Data records
[Begin]

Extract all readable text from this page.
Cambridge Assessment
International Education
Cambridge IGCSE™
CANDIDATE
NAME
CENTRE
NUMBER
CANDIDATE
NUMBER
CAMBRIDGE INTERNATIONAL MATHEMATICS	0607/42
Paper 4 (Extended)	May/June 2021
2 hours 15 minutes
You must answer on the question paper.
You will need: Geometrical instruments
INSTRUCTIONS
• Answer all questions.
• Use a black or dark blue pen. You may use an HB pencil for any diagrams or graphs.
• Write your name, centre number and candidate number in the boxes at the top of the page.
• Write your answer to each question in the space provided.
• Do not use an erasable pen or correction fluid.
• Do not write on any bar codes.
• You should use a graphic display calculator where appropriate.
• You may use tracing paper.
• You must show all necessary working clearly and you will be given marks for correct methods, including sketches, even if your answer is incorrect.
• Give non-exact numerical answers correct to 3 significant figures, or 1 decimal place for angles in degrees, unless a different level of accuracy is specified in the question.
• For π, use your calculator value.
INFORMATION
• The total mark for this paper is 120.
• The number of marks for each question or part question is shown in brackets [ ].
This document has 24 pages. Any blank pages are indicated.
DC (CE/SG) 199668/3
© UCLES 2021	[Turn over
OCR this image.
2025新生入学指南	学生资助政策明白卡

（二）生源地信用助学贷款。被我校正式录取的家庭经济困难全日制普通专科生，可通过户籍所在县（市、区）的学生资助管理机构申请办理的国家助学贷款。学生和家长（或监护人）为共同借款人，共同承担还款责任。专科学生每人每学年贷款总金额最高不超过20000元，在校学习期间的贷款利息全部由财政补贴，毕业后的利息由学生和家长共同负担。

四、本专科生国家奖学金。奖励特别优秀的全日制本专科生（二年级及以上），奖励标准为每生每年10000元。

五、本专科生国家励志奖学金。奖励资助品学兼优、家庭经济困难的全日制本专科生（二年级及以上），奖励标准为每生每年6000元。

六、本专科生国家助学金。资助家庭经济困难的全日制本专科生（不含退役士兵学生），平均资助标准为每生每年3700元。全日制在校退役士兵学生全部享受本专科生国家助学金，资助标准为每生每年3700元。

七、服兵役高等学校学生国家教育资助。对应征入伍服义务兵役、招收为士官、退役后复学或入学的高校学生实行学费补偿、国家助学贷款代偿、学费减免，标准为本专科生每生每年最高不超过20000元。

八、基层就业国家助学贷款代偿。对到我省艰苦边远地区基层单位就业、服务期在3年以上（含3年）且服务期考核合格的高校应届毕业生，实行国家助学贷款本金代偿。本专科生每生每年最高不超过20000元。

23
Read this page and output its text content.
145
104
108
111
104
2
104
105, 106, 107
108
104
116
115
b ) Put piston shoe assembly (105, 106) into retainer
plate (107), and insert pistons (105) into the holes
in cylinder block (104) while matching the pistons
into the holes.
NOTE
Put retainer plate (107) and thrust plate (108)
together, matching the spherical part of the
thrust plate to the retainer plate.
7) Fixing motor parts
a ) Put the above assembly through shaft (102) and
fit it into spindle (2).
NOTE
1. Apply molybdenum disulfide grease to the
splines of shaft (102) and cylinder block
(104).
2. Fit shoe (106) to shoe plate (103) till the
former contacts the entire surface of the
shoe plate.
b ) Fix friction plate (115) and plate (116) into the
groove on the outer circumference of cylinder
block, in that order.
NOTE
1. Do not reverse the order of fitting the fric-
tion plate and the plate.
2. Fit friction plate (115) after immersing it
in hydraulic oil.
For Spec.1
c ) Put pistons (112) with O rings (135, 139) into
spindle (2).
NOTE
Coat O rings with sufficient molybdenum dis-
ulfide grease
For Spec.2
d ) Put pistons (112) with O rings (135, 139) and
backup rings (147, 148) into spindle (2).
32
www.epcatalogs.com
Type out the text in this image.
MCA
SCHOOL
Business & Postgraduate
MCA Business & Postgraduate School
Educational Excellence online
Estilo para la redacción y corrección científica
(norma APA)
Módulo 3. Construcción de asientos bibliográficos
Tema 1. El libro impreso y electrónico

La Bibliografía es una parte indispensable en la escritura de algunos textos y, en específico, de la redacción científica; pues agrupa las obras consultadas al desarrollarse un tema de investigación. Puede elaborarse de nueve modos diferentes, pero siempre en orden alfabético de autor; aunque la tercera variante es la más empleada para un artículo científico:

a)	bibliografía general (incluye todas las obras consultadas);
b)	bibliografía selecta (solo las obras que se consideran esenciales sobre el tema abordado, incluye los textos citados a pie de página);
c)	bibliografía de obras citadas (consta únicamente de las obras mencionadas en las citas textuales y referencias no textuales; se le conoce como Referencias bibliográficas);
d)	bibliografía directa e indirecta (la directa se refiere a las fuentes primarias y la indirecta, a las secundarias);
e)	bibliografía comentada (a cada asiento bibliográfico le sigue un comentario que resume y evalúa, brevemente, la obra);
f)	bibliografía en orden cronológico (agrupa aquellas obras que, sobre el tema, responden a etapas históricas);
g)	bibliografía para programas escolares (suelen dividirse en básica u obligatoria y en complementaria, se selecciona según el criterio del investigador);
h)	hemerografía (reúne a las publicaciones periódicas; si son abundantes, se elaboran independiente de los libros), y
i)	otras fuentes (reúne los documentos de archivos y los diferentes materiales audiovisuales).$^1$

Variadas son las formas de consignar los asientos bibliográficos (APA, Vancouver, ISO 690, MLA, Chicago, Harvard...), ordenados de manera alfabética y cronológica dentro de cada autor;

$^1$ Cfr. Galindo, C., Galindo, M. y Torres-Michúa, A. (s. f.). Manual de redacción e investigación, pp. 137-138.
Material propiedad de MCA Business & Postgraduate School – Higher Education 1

[End]

**GOAL:**
All lines holding the word "marks" should be picked out and copied.

**ANSWER TO THIS TASK:**
• You must show all necessary working clearly and you will be given marks for correct methods, including sketches, even if your answer is incorrect.
• The number of marks for each question or part question is shown in brackets [ ].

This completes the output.